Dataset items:
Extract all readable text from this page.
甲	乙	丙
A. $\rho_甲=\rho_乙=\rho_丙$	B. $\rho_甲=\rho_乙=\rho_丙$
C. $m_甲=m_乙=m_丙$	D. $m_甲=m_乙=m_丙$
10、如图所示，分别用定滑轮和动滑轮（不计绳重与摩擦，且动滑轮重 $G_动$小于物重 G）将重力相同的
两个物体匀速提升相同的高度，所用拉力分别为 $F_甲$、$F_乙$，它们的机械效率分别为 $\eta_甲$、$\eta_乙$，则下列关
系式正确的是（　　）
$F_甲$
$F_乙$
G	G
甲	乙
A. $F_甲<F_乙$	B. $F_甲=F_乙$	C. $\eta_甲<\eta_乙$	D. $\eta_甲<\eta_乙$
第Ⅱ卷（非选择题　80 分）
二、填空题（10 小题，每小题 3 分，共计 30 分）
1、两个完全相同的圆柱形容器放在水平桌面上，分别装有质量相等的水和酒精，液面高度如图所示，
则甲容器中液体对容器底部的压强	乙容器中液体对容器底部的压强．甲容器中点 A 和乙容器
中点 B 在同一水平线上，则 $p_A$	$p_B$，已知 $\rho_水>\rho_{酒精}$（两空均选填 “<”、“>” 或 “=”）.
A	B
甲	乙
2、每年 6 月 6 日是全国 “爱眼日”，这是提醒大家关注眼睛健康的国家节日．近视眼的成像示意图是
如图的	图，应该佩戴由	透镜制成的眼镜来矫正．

(What you have to do):
Extract, word for word, each line of the listing above.

(Right answer):
Extract all readable text from this page.
甲	乙	丙
A. $\rho_甲=\rho_乙=\rho_丙$	B. $\rho_甲=\rho_乙=\rho_丙$
C. $m_甲=m_乙=m_丙$	D. $m_甲=m_乙=m_丙$
10、如图所示，分别用定滑轮和动滑轮（不计绳重与摩擦，且动滑轮重 $G_动$小于物重 G）将重力相同的
两个物体匀速提升相同的高度，所用拉力分别为 $F_甲$、$F_乙$，它们的机械效率分别为 $\eta_甲$、$\eta_乙$，则下列关
系式正确的是（　　）
$F_甲$
$F_乙$
G	G
甲	乙
A. $F_甲<F_乙$	B. $F_甲=F_乙$	C. $\eta_甲<\eta_乙$	D. $\eta_甲<\eta_乙$
第Ⅱ卷（非选择题　80 分）
二、填空题（10 小题，每小题 3 分，共计 30 分）
1、两个完全相同的圆柱形容器放在水平桌面上，分别装有质量相等的水和酒精，液面高度如图所示，
则甲容器中液体对容器底部的压强	乙容器中液体对容器底部的压强．甲容器中点 A 和乙容器
中点 B 在同一水平线上，则 $p_A$	$p_B$，已知 $\rho_水>\rho_{酒精}$（两空均选填 “<”、“>” 或 “=”）.
A	B
甲	乙
2、每年 6 月 6 日是全国 “爱眼日”，这是提醒大家关注眼睛健康的国家节日．近视眼的成像示意图是
如图的	图，应该佩戴由	透镜制成的眼镜来矫正．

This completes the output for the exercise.